▽

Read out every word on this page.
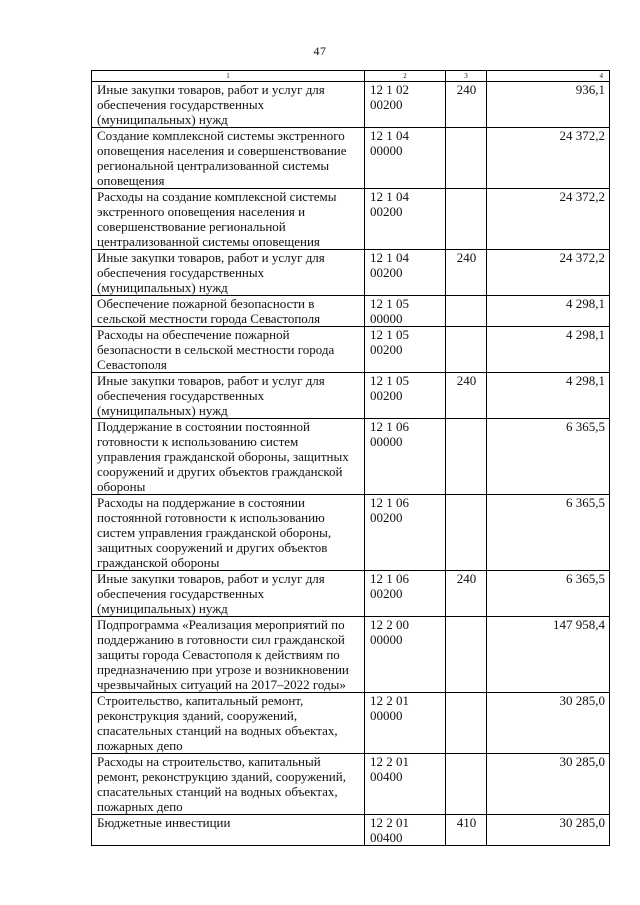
47
1	2	3	4
Иные закупки товаров, работ и услуг для обеспечения государственных (муниципальных) нужд	12 1 02 00200	240	936,1
Создание комплексной системы экстренного оповещения населения и совершенствование региональной централизованной системы оповещения	12 1 04 00000		24 372,2
Расходы на создание комплексной системы экстренного оповещения населения и совершенствование региональной централизованной системы оповещения	12 1 04 00200		24 372,2
Иные закупки товаров, работ и услуг для обеспечения государственных (муниципальных) нужд	12 1 04 00200	240	24 372,2
Обеспечение пожарной безопасности в сельской местности города Севастополя	12 1 05 00000		4 298,1
Расходы на обеспечение пожарной безопасности в сельской местности города Севастополя	12 1 05 00200		4 298,1
Иные закупки товаров, работ и услуг для обеспечения государственных (муниципальных) нужд	12 1 05 00200	240	4 298,1
Поддержание в состоянии постоянной готовности к использованию систем управления гражданской обороны, защитных сооружений и других объектов гражданской обороны	12 1 06 00000		6 365,5
Расходы на поддержание в состоянии постоянной готовности к использованию систем управления гражданской обороны, защитных сооружений и других объектов гражданской обороны	12 1 06 00200		6 365,5
Иные закупки товаров, работ и услуг для обеспечения государственных (муниципальных) нужд	12 1 06 00200	240	6 365,5
Подпрограмма «Реализация мероприятий по поддержанию в готовности сил гражданской защиты города Севастополя к действиям по предназначению при угрозе и возникновении чрезвычайных ситуаций на 2017–2022 годы»	12 2 00 00000		147 958,4
Строительство, капитальный ремонт, реконструкция зданий, сооружений, спасательных станций на водных объектах, пожарных депо	12 2 01 00000		30 285,0
Расходы на строительство, капитальный ремонт, реконструкцию зданий, сооружений, спасательных станций на водных объектах, пожарных депо	12 2 01 00400		30 285,0
Бюджетные инвестиции	12 2 01 00400	410	30 285,0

△

• TASK TO CARRY OUT: Gather up every line from the listing above in which the word "безопасности" occurs.

• EXERCISE RESULT:
Обеспечение пожарной безопасности в сельской местности города Севастополя	12 1 05 00000		4 298,1
Расходы на обеспечение пожарной безопасности в сельской местности города Севастополя	12 1 05 00200		4 298,1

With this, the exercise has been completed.